▼

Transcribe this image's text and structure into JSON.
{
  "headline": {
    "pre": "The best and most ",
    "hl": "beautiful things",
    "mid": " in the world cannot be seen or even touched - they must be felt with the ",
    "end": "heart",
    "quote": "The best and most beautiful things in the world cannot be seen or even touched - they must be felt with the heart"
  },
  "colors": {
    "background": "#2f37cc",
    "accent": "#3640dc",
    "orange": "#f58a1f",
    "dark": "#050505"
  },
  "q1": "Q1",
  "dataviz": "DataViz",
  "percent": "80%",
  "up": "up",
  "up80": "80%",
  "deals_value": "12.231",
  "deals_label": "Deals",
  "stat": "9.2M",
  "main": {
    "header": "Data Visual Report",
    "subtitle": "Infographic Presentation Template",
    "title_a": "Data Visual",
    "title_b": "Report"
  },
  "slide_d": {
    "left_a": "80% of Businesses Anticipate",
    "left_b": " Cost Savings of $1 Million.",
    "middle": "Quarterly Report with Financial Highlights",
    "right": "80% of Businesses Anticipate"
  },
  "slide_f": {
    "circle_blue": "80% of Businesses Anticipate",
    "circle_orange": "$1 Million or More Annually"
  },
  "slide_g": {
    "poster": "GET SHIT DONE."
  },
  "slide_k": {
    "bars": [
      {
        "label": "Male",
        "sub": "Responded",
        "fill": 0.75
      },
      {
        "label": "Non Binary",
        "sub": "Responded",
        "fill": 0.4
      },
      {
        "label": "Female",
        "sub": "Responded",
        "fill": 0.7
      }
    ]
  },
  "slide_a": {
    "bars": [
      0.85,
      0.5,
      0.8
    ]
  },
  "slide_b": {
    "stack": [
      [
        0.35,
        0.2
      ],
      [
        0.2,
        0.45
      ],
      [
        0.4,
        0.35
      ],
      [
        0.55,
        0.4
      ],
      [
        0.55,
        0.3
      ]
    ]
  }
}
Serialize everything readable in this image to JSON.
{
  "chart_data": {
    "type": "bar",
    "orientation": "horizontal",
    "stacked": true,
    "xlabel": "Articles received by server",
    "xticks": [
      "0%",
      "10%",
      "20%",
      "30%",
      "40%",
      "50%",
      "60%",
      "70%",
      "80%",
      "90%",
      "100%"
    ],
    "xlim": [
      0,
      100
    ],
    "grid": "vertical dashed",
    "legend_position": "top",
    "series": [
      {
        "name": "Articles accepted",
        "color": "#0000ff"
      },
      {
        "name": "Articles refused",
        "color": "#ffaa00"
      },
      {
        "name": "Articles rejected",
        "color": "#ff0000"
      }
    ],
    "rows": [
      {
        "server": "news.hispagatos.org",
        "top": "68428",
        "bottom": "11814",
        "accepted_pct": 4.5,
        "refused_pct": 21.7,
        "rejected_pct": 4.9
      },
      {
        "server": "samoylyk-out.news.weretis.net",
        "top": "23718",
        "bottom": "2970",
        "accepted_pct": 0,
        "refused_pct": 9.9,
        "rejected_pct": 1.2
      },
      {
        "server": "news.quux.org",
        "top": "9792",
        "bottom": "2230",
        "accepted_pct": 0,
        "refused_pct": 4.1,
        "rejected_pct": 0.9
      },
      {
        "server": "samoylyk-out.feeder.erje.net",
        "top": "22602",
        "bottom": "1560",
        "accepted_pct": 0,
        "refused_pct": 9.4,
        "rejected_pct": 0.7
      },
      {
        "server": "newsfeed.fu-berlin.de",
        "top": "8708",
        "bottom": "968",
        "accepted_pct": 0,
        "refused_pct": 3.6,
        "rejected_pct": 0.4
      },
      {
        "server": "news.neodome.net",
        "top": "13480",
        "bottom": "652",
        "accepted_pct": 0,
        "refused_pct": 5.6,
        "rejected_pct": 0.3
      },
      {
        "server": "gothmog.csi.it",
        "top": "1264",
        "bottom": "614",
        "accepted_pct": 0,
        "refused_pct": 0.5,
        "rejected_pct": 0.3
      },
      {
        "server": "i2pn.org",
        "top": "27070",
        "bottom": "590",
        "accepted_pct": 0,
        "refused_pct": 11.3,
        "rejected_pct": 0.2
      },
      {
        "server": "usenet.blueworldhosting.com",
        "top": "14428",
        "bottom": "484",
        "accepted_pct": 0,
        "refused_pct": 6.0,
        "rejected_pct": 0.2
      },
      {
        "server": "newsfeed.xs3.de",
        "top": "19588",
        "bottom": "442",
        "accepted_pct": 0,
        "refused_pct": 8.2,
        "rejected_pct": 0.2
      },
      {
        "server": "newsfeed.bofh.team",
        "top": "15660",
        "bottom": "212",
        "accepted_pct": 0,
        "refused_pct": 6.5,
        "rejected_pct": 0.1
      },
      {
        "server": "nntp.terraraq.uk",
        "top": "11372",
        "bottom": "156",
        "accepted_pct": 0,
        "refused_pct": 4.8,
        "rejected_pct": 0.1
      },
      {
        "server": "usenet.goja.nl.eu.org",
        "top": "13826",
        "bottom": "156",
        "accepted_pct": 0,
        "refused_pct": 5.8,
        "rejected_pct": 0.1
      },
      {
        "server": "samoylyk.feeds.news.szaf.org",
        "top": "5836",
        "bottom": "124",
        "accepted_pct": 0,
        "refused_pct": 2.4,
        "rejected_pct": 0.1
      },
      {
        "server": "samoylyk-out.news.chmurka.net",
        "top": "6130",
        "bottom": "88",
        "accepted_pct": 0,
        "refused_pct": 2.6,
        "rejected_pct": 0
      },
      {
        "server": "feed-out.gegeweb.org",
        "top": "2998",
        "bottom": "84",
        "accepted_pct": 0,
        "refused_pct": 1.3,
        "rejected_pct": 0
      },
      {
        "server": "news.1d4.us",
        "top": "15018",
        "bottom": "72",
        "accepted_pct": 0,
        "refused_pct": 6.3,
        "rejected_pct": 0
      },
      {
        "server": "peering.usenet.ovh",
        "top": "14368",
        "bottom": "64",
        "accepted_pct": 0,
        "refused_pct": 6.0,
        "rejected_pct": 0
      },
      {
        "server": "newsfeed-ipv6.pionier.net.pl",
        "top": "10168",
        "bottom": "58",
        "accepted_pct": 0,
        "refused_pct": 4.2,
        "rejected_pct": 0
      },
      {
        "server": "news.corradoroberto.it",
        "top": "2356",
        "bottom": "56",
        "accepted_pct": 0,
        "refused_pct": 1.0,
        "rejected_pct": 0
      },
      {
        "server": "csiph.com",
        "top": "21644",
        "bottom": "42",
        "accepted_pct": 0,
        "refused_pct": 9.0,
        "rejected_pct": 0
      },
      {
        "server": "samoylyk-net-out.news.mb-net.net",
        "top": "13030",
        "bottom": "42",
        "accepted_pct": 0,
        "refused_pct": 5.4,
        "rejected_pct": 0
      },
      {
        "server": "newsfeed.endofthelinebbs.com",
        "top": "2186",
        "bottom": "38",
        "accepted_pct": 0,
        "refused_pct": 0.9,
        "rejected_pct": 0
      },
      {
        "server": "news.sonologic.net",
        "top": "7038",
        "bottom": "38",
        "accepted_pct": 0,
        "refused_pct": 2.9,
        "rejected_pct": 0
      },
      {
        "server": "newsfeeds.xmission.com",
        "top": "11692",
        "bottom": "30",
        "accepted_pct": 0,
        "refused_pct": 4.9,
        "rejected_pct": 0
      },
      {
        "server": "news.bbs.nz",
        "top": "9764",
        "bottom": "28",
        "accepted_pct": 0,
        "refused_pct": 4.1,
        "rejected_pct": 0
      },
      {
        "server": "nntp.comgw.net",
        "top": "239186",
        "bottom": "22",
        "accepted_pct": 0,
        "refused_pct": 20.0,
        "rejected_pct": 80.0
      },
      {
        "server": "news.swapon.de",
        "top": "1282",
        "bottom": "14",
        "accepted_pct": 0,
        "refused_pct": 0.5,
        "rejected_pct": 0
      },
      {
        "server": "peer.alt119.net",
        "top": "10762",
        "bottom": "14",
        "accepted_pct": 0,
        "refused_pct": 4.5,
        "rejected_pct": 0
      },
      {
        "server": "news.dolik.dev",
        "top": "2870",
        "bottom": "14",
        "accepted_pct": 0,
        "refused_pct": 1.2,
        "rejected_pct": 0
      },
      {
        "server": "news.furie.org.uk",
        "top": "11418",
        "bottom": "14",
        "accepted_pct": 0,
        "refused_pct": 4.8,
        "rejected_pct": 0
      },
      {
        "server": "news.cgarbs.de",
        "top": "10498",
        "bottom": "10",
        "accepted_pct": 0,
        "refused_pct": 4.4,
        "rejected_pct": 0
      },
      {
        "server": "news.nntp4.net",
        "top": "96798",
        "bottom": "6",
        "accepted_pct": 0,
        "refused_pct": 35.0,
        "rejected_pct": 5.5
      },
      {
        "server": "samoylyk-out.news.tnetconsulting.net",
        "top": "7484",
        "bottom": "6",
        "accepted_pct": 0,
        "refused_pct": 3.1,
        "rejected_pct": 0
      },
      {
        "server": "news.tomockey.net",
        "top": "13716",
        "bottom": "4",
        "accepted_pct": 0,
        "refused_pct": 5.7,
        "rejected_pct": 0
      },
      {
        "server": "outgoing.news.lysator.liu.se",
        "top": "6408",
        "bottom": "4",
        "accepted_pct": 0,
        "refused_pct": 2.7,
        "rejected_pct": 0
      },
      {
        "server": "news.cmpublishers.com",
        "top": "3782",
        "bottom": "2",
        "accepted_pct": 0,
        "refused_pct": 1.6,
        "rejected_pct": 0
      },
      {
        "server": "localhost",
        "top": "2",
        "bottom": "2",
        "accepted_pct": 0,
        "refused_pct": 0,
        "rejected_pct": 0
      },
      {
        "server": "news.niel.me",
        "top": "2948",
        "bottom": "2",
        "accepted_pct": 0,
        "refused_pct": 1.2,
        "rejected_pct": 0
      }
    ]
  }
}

▲

* _WHAT IS BEING ASKED_:
Show the lines that mention the word "best".

* _ANSWER TO THE PROBLEM_:
    "pre": "The best and most ",
    "quote": "The best and most beautiful things in the world cannot be seen or even touched - they must be felt with the heart"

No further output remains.